Write out the full listing again, exactly as it stands.

[Data extracted from a collection]

+ + +

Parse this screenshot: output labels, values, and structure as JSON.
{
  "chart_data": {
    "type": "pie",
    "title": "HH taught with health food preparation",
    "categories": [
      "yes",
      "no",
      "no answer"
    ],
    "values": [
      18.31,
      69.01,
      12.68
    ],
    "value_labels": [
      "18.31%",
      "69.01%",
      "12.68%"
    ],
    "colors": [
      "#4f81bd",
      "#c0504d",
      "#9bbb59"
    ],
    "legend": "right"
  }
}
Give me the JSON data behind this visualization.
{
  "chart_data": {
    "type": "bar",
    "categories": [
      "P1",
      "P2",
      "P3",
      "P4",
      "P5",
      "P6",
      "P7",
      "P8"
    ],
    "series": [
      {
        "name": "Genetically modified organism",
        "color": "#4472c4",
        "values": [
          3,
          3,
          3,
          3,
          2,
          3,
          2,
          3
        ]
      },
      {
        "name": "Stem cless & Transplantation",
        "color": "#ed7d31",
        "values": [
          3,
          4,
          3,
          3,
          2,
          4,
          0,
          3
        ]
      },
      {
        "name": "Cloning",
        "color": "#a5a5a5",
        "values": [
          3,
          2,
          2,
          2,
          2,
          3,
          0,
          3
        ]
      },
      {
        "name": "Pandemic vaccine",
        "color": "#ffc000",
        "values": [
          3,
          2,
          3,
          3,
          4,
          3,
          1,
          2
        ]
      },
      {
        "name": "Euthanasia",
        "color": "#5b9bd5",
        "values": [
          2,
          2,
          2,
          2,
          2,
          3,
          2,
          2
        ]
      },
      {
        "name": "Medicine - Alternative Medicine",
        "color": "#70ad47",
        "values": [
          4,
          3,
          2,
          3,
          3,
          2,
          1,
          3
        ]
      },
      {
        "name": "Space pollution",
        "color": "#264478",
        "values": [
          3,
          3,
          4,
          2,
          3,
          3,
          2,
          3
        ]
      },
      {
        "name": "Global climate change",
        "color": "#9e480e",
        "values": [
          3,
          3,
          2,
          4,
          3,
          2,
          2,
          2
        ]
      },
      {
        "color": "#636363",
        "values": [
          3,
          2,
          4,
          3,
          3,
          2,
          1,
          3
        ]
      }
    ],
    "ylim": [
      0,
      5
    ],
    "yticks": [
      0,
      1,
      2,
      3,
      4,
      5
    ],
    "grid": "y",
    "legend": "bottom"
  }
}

+ + +

» **Exercise output**:
Parse this screenshot: output labels, values, and structure as JSON.
{
  "chart_data": {
    "type": "pie",
    "title": "HH taught with health food preparation",
    "categories": [
      "yes",
      "no",
      "no answer"
    ],
    "values": [
      18.31,
      69.01,
      12.68
    ],
    "value_labels": [
      "18.31%",
      "69.01%",
      "12.68%"
    ],
    "colors": [
      "#4f81bd",
      "#c0504d",
      "#9bbb59"
    ],
    "legend": "right"
  }
}
Give me the JSON data behind this visualization.
{
  "chart_data": {
    "type": "bar",
    "categories": [
      "P1",
      "P2",
      "P3",
      "P4",
      "P5",
      "P6",
      "P7",
      "P8"
    ],
    "series": [
      {
        "name": "Genetically modified organism",
        "color": "#4472c4",
        "values": [
          3,
          3,
          3,
          3,
          2,
          3,
          2,
          3
        ]
      },
      {
        "name": "Stem cless & Transplantation",
        "color": "#ed7d31",
        "values": [
          3,
          4,
          3,
          3,
          2,
          4,
          0,
          3
        ]
      },
      {
        "name": "Cloning",
        "color": "#a5a5a5",
        "values": [
          3,
          2,
          2,
          2,
          2,
          3,
          0,
          3
        ]
      },
      {
        "name": "Pandemic vaccine",
        "color": "#ffc000",
        "values": [
          3,
          2,
          3,
          3,
          4,
          3,
          1,
          2
        ]
      },
      {
        "name": "Euthanasia",
        "color": "#5b9bd5",
        "values": [
          2,
          2,
          2,
          2,
          2,
          3,
          2,
          2
        ]
      },
      {
        "name": "Medicine - Alternative Medicine",
        "color": "#70ad47",
        "values": [
          4,
          3,
          2,
          3,
          3,
          2,
          1,
          3
        ]
      },
      {
        "name": "Space pollution",
        "color": "#264478",
        "values": [
          3,
          3,
          4,
          2,
          3,
          3,
          2,
          3
        ]
      },
      {
        "name": "Global climate change",
        "color": "#9e480e",
        "values": [
          3,
          3,
          2,
          4,
          3,
          2,
          2,
          2
        ]
      },
      {
        "color": "#636363",
        "values": [
          3,
          2,
          4,
          3,
          3,
          2,
          1,
          3
        ]
      }
    ],
    "ylim": [
      0,
      5
    ],
    "yticks": [
      0,
      1,
      2,
      3,
      4,
      5
    ],
    "grid": "y",
    "legend": "bottom"
  }
}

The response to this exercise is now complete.